The records below are to be quoted in full; please keep every word exact.

Source data:
________
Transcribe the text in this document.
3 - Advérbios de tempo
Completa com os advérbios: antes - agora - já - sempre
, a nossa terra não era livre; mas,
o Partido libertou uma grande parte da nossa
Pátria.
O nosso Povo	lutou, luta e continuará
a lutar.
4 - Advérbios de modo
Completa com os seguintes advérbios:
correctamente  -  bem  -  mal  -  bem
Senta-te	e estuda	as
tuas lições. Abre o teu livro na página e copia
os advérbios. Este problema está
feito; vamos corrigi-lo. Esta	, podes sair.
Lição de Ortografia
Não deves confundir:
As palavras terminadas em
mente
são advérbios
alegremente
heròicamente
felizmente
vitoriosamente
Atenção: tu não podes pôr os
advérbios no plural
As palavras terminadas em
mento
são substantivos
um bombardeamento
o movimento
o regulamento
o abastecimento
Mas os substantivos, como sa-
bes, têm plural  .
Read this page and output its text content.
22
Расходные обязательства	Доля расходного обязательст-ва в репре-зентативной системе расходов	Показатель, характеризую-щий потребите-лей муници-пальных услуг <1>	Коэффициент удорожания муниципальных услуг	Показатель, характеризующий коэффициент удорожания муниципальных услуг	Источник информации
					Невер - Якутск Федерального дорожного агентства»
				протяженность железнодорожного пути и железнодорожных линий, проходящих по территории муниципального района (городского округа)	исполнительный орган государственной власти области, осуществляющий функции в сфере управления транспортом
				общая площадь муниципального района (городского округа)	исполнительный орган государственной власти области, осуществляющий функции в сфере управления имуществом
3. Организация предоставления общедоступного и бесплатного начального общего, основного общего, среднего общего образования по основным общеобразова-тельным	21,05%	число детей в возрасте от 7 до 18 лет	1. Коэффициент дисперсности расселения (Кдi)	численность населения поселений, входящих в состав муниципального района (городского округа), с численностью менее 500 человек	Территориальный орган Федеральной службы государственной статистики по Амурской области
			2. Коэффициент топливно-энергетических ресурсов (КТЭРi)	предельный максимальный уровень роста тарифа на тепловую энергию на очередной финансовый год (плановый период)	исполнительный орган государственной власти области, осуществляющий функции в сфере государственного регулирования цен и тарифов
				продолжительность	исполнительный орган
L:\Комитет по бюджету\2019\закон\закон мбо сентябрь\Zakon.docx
________
SOLUTION TO THE EXERCISE —
Transcribe the text in this document.
3 - Advérbios de tempo
Completa com os advérbios: antes - agora - já - sempre
, a nossa terra não era livre; mas,
o Partido libertou uma grande parte da nossa
Pátria.
O nosso Povo	lutou, luta e continuará
a lutar.
4 - Advérbios de modo
Completa com os seguintes advérbios:
correctamente  -  bem  -  mal  -  bem
Senta-te	e estuda	as
tuas lições. Abre o teu livro na página e copia
os advérbios. Este problema está
feito; vamos corrigi-lo. Esta	, podes sair.
Lição de Ortografia
Não deves confundir:
As palavras terminadas em
mente
são advérbios
alegremente
heròicamente
felizmente
vitoriosamente
Atenção: tu não podes pôr os
advérbios no plural
As palavras terminadas em
mento
são substantivos
um bombardeamento
o movimento
o regulamento
o abastecimento
Mas os substantivos, como sa-
bes, têm plural  .
Read this page and output its text content.
22
Расходные обязательства	Доля расходного обязательст-ва в репре-зентативной системе расходов	Показатель, характеризую-щий потребите-лей муници-пальных услуг <1>	Коэффициент удорожания муниципальных услуг	Показатель, характеризующий коэффициент удорожания муниципальных услуг	Источник информации
					Невер - Якутск Федерального дорожного агентства»
				протяженность железнодорожного пути и железнодорожных линий, проходящих по территории муниципального района (городского округа)	исполнительный орган государственной власти области, осуществляющий функции в сфере управления транспортом
				общая площадь муниципального района (городского округа)	исполнительный орган государственной власти области, осуществляющий функции в сфере управления имуществом
3. Организация предоставления общедоступного и бесплатного начального общего, основного общего, среднего общего образования по основным общеобразова-тельным	21,05%	число детей в возрасте от 7 до 18 лет	1. Коэффициент дисперсности расселения (Кдi)	численность населения поселений, входящих в состав муниципального района (городского округа), с численностью менее 500 человек	Территориальный орган Федеральной службы государственной статистики по Амурской области
			2. Коэффициент топливно-энергетических ресурсов (КТЭРi)	предельный максимальный уровень роста тарифа на тепловую энергию на очередной финансовый год (плановый период)	исполнительный орган государственной власти области, осуществляющий функции в сфере государственного регулирования цен и тарифов
				продолжительность	исполнительный орган
L:\Комитет по бюджету\2019\закон\закон мбо сентябрь\Zakon.docx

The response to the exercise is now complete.